(INSTRUCTION)
Do any lines in the data below contain "Hobby"? If so, copy every one of them.

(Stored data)
━━━━

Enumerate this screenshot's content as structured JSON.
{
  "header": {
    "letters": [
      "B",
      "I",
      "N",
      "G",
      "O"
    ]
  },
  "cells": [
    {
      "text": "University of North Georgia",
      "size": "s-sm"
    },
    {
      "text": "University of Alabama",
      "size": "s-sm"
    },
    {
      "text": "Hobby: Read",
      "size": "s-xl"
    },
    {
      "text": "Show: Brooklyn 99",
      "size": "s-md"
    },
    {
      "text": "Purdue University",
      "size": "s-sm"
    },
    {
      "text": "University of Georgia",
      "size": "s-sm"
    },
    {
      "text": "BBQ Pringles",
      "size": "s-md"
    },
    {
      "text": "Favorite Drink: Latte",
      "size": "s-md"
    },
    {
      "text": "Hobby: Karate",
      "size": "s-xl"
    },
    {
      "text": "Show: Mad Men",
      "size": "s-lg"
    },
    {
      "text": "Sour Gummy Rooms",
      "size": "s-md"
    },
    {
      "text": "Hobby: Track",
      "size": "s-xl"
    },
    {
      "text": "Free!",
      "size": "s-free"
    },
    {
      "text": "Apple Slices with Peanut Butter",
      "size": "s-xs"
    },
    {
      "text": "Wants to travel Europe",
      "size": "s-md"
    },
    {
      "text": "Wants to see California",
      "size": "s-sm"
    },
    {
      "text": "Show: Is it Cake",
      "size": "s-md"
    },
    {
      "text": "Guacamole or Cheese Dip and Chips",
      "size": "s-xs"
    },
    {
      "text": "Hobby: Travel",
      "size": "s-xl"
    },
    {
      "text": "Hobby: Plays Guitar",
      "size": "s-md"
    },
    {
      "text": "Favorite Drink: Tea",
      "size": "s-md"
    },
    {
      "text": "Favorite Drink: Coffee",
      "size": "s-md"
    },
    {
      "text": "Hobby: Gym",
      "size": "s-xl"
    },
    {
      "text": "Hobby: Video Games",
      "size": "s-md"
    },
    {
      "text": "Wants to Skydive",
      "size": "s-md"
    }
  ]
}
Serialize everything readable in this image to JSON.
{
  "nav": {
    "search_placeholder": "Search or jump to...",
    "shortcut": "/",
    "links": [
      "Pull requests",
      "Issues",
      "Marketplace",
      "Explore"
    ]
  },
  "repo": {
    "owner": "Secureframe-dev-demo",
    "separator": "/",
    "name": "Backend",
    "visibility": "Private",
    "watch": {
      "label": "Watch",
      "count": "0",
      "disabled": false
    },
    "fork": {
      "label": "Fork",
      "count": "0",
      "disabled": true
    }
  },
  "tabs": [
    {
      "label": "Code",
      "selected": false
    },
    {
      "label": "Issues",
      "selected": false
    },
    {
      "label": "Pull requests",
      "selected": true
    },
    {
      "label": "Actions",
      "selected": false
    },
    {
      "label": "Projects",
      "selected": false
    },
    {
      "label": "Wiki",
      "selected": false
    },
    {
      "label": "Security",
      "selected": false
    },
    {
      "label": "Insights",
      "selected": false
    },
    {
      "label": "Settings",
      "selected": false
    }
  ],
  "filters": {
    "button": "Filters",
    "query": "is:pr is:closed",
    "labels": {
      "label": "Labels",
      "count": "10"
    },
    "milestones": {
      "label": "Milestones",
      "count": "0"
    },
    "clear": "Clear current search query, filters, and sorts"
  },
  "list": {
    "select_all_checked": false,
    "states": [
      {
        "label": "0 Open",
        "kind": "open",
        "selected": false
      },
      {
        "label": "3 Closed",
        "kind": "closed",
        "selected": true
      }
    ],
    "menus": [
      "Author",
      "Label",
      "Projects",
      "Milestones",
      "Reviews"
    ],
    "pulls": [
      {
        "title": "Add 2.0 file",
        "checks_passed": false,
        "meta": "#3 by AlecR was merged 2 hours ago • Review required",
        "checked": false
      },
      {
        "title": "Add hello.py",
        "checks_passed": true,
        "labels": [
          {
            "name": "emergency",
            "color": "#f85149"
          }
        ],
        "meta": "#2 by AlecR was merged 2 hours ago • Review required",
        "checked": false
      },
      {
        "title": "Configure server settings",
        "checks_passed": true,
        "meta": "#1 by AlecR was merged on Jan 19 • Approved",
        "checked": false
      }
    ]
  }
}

━━━━

(EXPECTED ANSWER)
      "text": "Hobby: Read",
      "text": "Hobby: Karate",
      "text": "Hobby: Track",
      "text": "Hobby: Travel",
      "text": "Hobby: Plays Guitar",
      "text": "Hobby: Gym",
      "text": "Hobby: Video Games",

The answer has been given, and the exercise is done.